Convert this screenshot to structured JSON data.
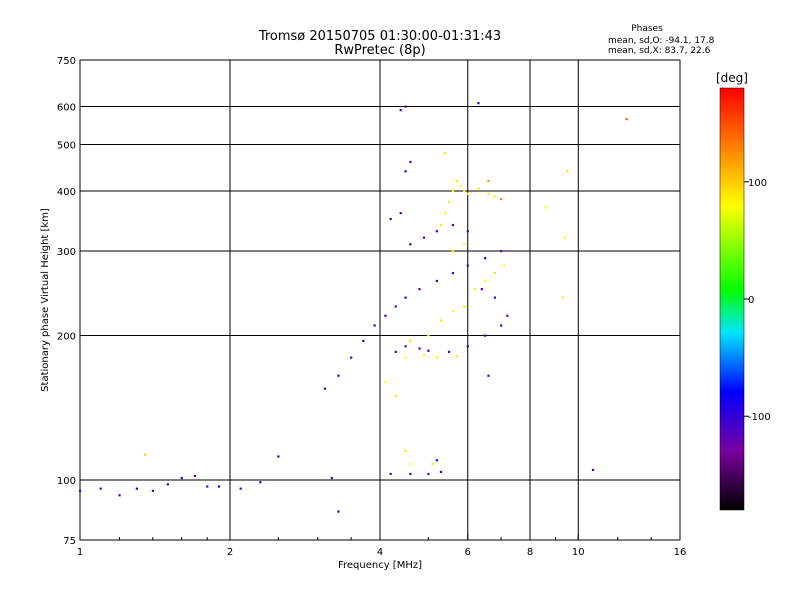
{
  "header": {
    "title_line1": "Tromsø 20150705 01:30:00-01:31:43",
    "title_line2": "RwPretec (8p)",
    "stats_title": "Phases",
    "stats_o": "mean, sd,O: -94.1, 17.8",
    "stats_x": "mean, sd,X: 83.7, 22.6"
  },
  "chart_data": {
    "type": "scatter",
    "xlabel": "Frequency [MHz]",
    "ylabel": "Stationary phase Virtual Height [km]",
    "xscale": "log",
    "yscale": "log",
    "xlim": [
      1,
      16
    ],
    "ylim": [
      75,
      750
    ],
    "x_ticks": [
      1,
      2,
      4,
      6,
      8,
      10,
      16
    ],
    "x_tick_labels": [
      "1",
      "2",
      "4",
      "6",
      "8",
      "10",
      "16"
    ],
    "x_gridlines": [
      2,
      4,
      6,
      8,
      10
    ],
    "y_ticks": [
      75,
      100,
      200,
      300,
      400,
      500,
      600,
      750
    ],
    "y_tick_labels": [
      "75",
      "100",
      "200",
      "300",
      "400",
      "500",
      "600",
      "750"
    ],
    "y_gridlines": [
      100,
      200,
      300,
      400,
      500,
      600
    ],
    "grid": true,
    "colorbar": {
      "label": "[deg]",
      "range": [
        -180,
        180
      ],
      "ticks": [
        -100,
        0,
        100
      ],
      "tick_labels": [
        "-100",
        "0",
        "100"
      ],
      "colormap": [
        "#000000",
        "#7a00a0",
        "#0000ff",
        "#00e5ff",
        "#00ff00",
        "#ffff00",
        "#ff8000",
        "#ff0000"
      ]
    },
    "series": [
      {
        "points": [
          [
            1.0,
            95,
            -100
          ],
          [
            1.1,
            96,
            -100
          ],
          [
            1.2,
            93,
            -110
          ],
          [
            1.3,
            96,
            -100
          ],
          [
            1.4,
            95,
            -95
          ],
          [
            1.5,
            98,
            -100
          ],
          [
            1.6,
            101,
            -100
          ],
          [
            1.7,
            102,
            -110
          ],
          [
            1.8,
            97,
            -100
          ],
          [
            1.9,
            97,
            -90
          ],
          [
            2.1,
            96,
            -100
          ],
          [
            2.3,
            99,
            -100
          ],
          [
            2.5,
            112,
            -100
          ],
          [
            1.35,
            113,
            100
          ],
          [
            3.2,
            101,
            -110
          ],
          [
            3.3,
            86,
            -100
          ],
          [
            4.2,
            103,
            -110
          ],
          [
            4.6,
            103,
            -100
          ],
          [
            5.0,
            103,
            -120
          ],
          [
            5.3,
            104,
            -100
          ],
          [
            3.1,
            155,
            -100
          ],
          [
            3.3,
            165,
            -110
          ],
          [
            3.5,
            180,
            -100
          ],
          [
            3.7,
            195,
            -100
          ],
          [
            3.9,
            210,
            -100
          ],
          [
            4.1,
            220,
            -110
          ],
          [
            4.3,
            230,
            -100
          ],
          [
            4.5,
            240,
            -100
          ],
          [
            4.8,
            250,
            -110
          ],
          [
            5.2,
            260,
            -100
          ],
          [
            5.6,
            270,
            -100
          ],
          [
            6.0,
            280,
            -110
          ],
          [
            6.5,
            290,
            -100
          ],
          [
            7.0,
            300,
            -110
          ],
          [
            4.2,
            350,
            -100
          ],
          [
            4.4,
            360,
            -110
          ],
          [
            4.5,
            440,
            -100
          ],
          [
            4.6,
            460,
            -110
          ],
          [
            4.4,
            590,
            -100
          ],
          [
            4.5,
            600,
            -110
          ],
          [
            4.3,
            185,
            -110
          ],
          [
            4.5,
            190,
            -100
          ],
          [
            4.8,
            188,
            -110
          ],
          [
            5.0,
            186,
            -100
          ],
          [
            5.5,
            185,
            -110
          ],
          [
            6.0,
            190,
            -100
          ],
          [
            6.5,
            200,
            -110
          ],
          [
            7.0,
            210,
            -100
          ],
          [
            4.6,
            310,
            -100
          ],
          [
            4.9,
            320,
            -110
          ],
          [
            5.2,
            330,
            -100
          ],
          [
            5.6,
            340,
            -110
          ],
          [
            6.0,
            330,
            -100
          ],
          [
            6.4,
            250,
            -110
          ],
          [
            6.8,
            240,
            -100
          ],
          [
            7.2,
            220,
            -110
          ],
          [
            10.7,
            105,
            -110
          ],
          [
            6.3,
            610,
            -100
          ],
          [
            5.2,
            110,
            -100
          ],
          [
            6.6,
            165,
            -100
          ]
        ]
      },
      {
        "points": [
          [
            4.6,
            195,
            90
          ],
          [
            5.0,
            200,
            80
          ],
          [
            5.3,
            215,
            90
          ],
          [
            5.6,
            225,
            80
          ],
          [
            5.9,
            230,
            90
          ],
          [
            6.2,
            250,
            70
          ],
          [
            6.5,
            260,
            80
          ],
          [
            6.8,
            270,
            90
          ],
          [
            7.1,
            280,
            80
          ],
          [
            5.3,
            340,
            90
          ],
          [
            5.4,
            360,
            80
          ],
          [
            5.5,
            380,
            90
          ],
          [
            5.6,
            400,
            80
          ],
          [
            5.7,
            420,
            90
          ],
          [
            5.8,
            410,
            80
          ],
          [
            5.9,
            400,
            90
          ],
          [
            6.0,
            395,
            80
          ],
          [
            6.3,
            405,
            70
          ],
          [
            6.6,
            395,
            90
          ],
          [
            6.8,
            390,
            80
          ],
          [
            5.6,
            300,
            90
          ],
          [
            5.9,
            310,
            80
          ],
          [
            4.5,
            180,
            80
          ],
          [
            4.9,
            182,
            90
          ],
          [
            5.2,
            180,
            80
          ],
          [
            5.7,
            181,
            90
          ],
          [
            4.1,
            160,
            80
          ],
          [
            4.3,
            150,
            90
          ],
          [
            4.5,
            115,
            90
          ],
          [
            4.6,
            108,
            80
          ],
          [
            5.1,
            108,
            90
          ],
          [
            9.5,
            440,
            90
          ],
          [
            9.4,
            320,
            80
          ],
          [
            9.3,
            240,
            90
          ],
          [
            8.6,
            370,
            80
          ],
          [
            12.5,
            565,
            150
          ],
          [
            6.6,
            420,
            120
          ],
          [
            7.0,
            385,
            130
          ],
          [
            5.4,
            480,
            90
          ]
        ]
      }
    ]
  }
}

★ ★ ★ ★ ★

**What is expected**
Output the full set of records above without changing a word, and drop the images.

**The output**
Convert this screenshot to structured JSON data.
{
  "header": {
    "title_line1": "Tromsø 20150705 01:30:00-01:31:43",
    "title_line2": "RwPretec (8p)",
    "stats_title": "Phases",
    "stats_o": "mean, sd,O: -94.1, 17.8",
    "stats_x": "mean, sd,X: 83.7, 22.6"
  },
  "chart_data": {
    "type": "scatter",
    "xlabel": "Frequency [MHz]",
    "ylabel": "Stationary phase Virtual Height [km]",
    "xscale": "log",
    "yscale": "log",
    "xlim": [
      1,
      16
    ],
    "ylim": [
      75,
      750
    ],
    "x_ticks": [
      1,
      2,
      4,
      6,
      8,
      10,
      16
    ],
    "x_tick_labels": [
      "1",
      "2",
      "4",
      "6",
      "8",
      "10",
      "16"
    ],
    "x_gridlines": [
      2,
      4,
      6,
      8,
      10
    ],
    "y_ticks": [
      75,
      100,
      200,
      300,
      400,
      500,
      600,
      750
    ],
    "y_tick_labels": [
      "75",
      "100",
      "200",
      "300",
      "400",
      "500",
      "600",
      "750"
    ],
    "y_gridlines": [
      100,
      200,
      300,
      400,
      500,
      600
    ],
    "grid": true,
    "colorbar": {
      "label": "[deg]",
      "range": [
        -180,
        180
      ],
      "ticks": [
        -100,
        0,
        100
      ],
      "tick_labels": [
        "-100",
        "0",
        "100"
      ],
      "colormap": [
        "#000000",
        "#7a00a0",
        "#0000ff",
        "#00e5ff",
        "#00ff00",
        "#ffff00",
        "#ff8000",
        "#ff0000"
      ]
    },
    "series": [
      {
        "points": [
          [
            1.0,
            95,
            -100
          ],
          [
            1.1,
            96,
            -100
          ],
          [
            1.2,
            93,
            -110
          ],
          [
            1.3,
            96,
            -100
          ],
          [
            1.4,
            95,
            -95
          ],
          [
            1.5,
            98,
            -100
          ],
          [
            1.6,
            101,
            -100
          ],
          [
            1.7,
            102,
            -110
          ],
          [
            1.8,
            97,
            -100
          ],
          [
            1.9,
            97,
            -90
          ],
          [
            2.1,
            96,
            -100
          ],
          [
            2.3,
            99,
            -100
          ],
          [
            2.5,
            112,
            -100
          ],
          [
            1.35,
            113,
            100
          ],
          [
            3.2,
            101,
            -110
          ],
          [
            3.3,
            86,
            -100
          ],
          [
            4.2,
            103,
            -110
          ],
          [
            4.6,
            103,
            -100
          ],
          [
            5.0,
            103,
            -120
          ],
          [
            5.3,
            104,
            -100
          ],
          [
            3.1,
            155,
            -100
          ],
          [
            3.3,
            165,
            -110
          ],
          [
            3.5,
            180,
            -100
          ],
          [
            3.7,
            195,
            -100
          ],
          [
            3.9,
            210,
            -100
          ],
          [
            4.1,
            220,
            -110
          ],
          [
            4.3,
            230,
            -100
          ],
          [
            4.5,
            240,
            -100
          ],
          [
            4.8,
            250,
            -110
          ],
          [
            5.2,
            260,
            -100
          ],
          [
            5.6,
            270,
            -100
          ],
          [
            6.0,
            280,
            -110
          ],
          [
            6.5,
            290,
            -100
          ],
          [
            7.0,
            300,
            -110
          ],
          [
            4.2,
            350,
            -100
          ],
          [
            4.4,
            360,
            -110
          ],
          [
            4.5,
            440,
            -100
          ],
          [
            4.6,
            460,
            -110
          ],
          [
            4.4,
            590,
            -100
          ],
          [
            4.5,
            600,
            -110
          ],
          [
            4.3,
            185,
            -110
          ],
          [
            4.5,
            190,
            -100
          ],
          [
            4.8,
            188,
            -110
          ],
          [
            5.0,
            186,
            -100
          ],
          [
            5.5,
            185,
            -110
          ],
          [
            6.0,
            190,
            -100
          ],
          [
            6.5,
            200,
            -110
          ],
          [
            7.0,
            210,
            -100
          ],
          [
            4.6,
            310,
            -100
          ],
          [
            4.9,
            320,
            -110
          ],
          [
            5.2,
            330,
            -100
          ],
          [
            5.6,
            340,
            -110
          ],
          [
            6.0,
            330,
            -100
          ],
          [
            6.4,
            250,
            -110
          ],
          [
            6.8,
            240,
            -100
          ],
          [
            7.2,
            220,
            -110
          ],
          [
            10.7,
            105,
            -110
          ],
          [
            6.3,
            610,
            -100
          ],
          [
            5.2,
            110,
            -100
          ],
          [
            6.6,
            165,
            -100
          ]
        ]
      },
      {
        "points": [
          [
            4.6,
            195,
            90
          ],
          [
            5.0,
            200,
            80
          ],
          [
            5.3,
            215,
            90
          ],
          [
            5.6,
            225,
            80
          ],
          [
            5.9,
            230,
            90
          ],
          [
            6.2,
            250,
            70
          ],
          [
            6.5,
            260,
            80
          ],
          [
            6.8,
            270,
            90
          ],
          [
            7.1,
            280,
            80
          ],
          [
            5.3,
            340,
            90
          ],
          [
            5.4,
            360,
            80
          ],
          [
            5.5,
            380,
            90
          ],
          [
            5.6,
            400,
            80
          ],
          [
            5.7,
            420,
            90
          ],
          [
            5.8,
            410,
            80
          ],
          [
            5.9,
            400,
            90
          ],
          [
            6.0,
            395,
            80
          ],
          [
            6.3,
            405,
            70
          ],
          [
            6.6,
            395,
            90
          ],
          [
            6.8,
            390,
            80
          ],
          [
            5.6,
            300,
            90
          ],
          [
            5.9,
            310,
            80
          ],
          [
            4.5,
            180,
            80
          ],
          [
            4.9,
            182,
            90
          ],
          [
            5.2,
            180,
            80
          ],
          [
            5.7,
            181,
            90
          ],
          [
            4.1,
            160,
            80
          ],
          [
            4.3,
            150,
            90
          ],
          [
            4.5,
            115,
            90
          ],
          [
            4.6,
            108,
            80
          ],
          [
            5.1,
            108,
            90
          ],
          [
            9.5,
            440,
            90
          ],
          [
            9.4,
            320,
            80
          ],
          [
            9.3,
            240,
            90
          ],
          [
            8.6,
            370,
            80
          ],
          [
            12.5,
            565,
            150
          ],
          [
            6.6,
            420,
            120
          ],
          [
            7.0,
            385,
            130
          ],
          [
            5.4,
            480,
            90
          ]
        ]
      }
    ]
  }
}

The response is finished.